[Document page transcription items]
*** Begin section ***
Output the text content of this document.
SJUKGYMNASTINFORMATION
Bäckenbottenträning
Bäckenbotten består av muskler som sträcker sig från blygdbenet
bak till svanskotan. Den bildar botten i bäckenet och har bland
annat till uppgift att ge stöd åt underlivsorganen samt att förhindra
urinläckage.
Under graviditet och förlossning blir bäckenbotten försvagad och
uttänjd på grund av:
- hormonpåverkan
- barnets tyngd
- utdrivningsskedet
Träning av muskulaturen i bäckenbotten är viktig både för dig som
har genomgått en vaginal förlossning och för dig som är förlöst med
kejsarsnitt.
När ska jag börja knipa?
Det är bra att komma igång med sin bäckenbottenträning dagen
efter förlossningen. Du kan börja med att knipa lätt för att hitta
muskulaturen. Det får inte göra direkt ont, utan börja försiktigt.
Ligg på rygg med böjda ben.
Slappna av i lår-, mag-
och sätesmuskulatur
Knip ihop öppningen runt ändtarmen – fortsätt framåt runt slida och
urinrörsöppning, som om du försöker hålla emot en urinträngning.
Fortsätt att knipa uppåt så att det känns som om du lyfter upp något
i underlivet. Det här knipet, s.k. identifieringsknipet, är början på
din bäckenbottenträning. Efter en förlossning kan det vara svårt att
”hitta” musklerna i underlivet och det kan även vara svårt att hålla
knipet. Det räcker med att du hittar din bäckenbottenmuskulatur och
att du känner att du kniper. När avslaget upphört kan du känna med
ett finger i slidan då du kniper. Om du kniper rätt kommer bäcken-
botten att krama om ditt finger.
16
*** End section ***
• WORK INSTRUCTION:
Exact copy required. Retype all of the entries word for word.

• OUTPUT FOR THIS TASK:
Output the text content of this document.
SJUKGYMNASTINFORMATION
Bäckenbottenträning
Bäckenbotten består av muskler som sträcker sig från blygdbenet
bak till svanskotan. Den bildar botten i bäckenet och har bland
annat till uppgift att ge stöd åt underlivsorganen samt att förhindra
urinläckage.
Under graviditet och förlossning blir bäckenbotten försvagad och
uttänjd på grund av:
- hormonpåverkan
- barnets tyngd
- utdrivningsskedet
Träning av muskulaturen i bäckenbotten är viktig både för dig som
har genomgått en vaginal förlossning och för dig som är förlöst med
kejsarsnitt.
När ska jag börja knipa?
Det är bra att komma igång med sin bäckenbottenträning dagen
efter förlossningen. Du kan börja med att knipa lätt för att hitta
muskulaturen. Det får inte göra direkt ont, utan börja försiktigt.
Ligg på rygg med böjda ben.
Slappna av i lår-, mag-
och sätesmuskulatur
Knip ihop öppningen runt ändtarmen – fortsätt framåt runt slida och
urinrörsöppning, som om du försöker hålla emot en urinträngning.
Fortsätt att knipa uppåt så att det känns som om du lyfter upp något
i underlivet. Det här knipet, s.k. identifieringsknipet, är början på
din bäckenbottenträning. Efter en förlossning kan det vara svårt att
”hitta” musklerna i underlivet och det kan även vara svårt att hålla
knipet. Det räcker med att du hittar din bäckenbottenmuskulatur och
att du känner att du kniper. När avslaget upphört kan du känna med
ett finger i slidan då du kniper. Om du kniper rätt kommer bäcken-
botten att krama om ditt finger.
16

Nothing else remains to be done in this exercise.